Data records:
┄┄┄┄┄┄┄┄┄┄┄┄┄┄┄┄┄┄┄┄

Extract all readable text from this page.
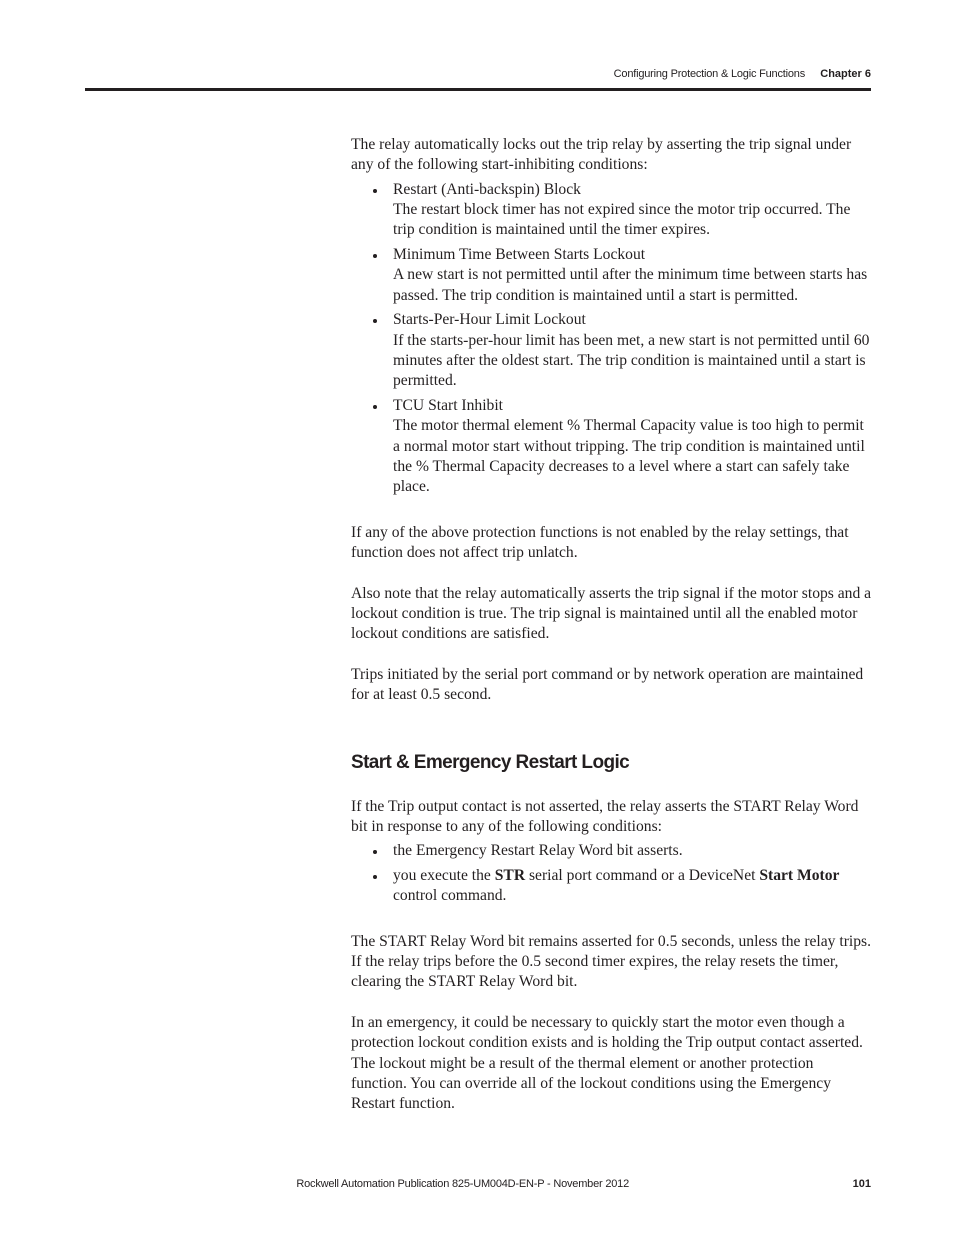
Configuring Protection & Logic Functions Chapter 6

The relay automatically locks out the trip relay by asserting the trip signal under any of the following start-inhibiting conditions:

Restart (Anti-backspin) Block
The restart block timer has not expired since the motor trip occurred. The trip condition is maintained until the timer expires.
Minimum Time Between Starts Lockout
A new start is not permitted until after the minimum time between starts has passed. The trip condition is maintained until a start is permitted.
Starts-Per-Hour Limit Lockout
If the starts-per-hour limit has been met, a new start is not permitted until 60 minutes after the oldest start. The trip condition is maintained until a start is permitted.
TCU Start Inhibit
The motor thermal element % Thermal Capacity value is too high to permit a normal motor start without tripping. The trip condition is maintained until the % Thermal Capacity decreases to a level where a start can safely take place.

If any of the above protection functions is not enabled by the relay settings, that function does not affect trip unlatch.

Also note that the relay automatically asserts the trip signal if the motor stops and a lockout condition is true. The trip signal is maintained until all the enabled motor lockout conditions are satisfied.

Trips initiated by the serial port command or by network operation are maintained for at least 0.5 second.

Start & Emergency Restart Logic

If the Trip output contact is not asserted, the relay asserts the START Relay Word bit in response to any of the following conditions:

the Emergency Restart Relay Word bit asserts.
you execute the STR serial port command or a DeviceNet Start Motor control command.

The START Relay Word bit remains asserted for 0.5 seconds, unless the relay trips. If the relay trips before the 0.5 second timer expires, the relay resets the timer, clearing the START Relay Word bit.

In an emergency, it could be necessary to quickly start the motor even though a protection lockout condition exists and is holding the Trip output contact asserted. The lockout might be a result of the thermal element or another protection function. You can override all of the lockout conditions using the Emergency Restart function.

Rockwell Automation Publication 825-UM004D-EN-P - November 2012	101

┄┄┄┄┄┄┄┄┄┄┄┄┄┄┄┄┄┄┄┄

### Written exercise
Go through the material and select each line with the string "asserted" in it.

### Exercise response
If the Trip output contact is not asserted, the relay asserts the START Relay Word bit in response to any of the following conditions:
The START Relay Word bit remains asserted for 0.5 seconds, unless the relay trips. If the relay trips before the 0.5 second timer expires, the relay resets the timer, clearing the START Relay Word bit.
In an emergency, it could be necessary to quickly start the motor even though a protection lockout condition exists and is holding the Trip output contact asserted. The lockout might be a result of the thermal element or another protection function. You can override all of the lockout conditions using the Emergency Restart function.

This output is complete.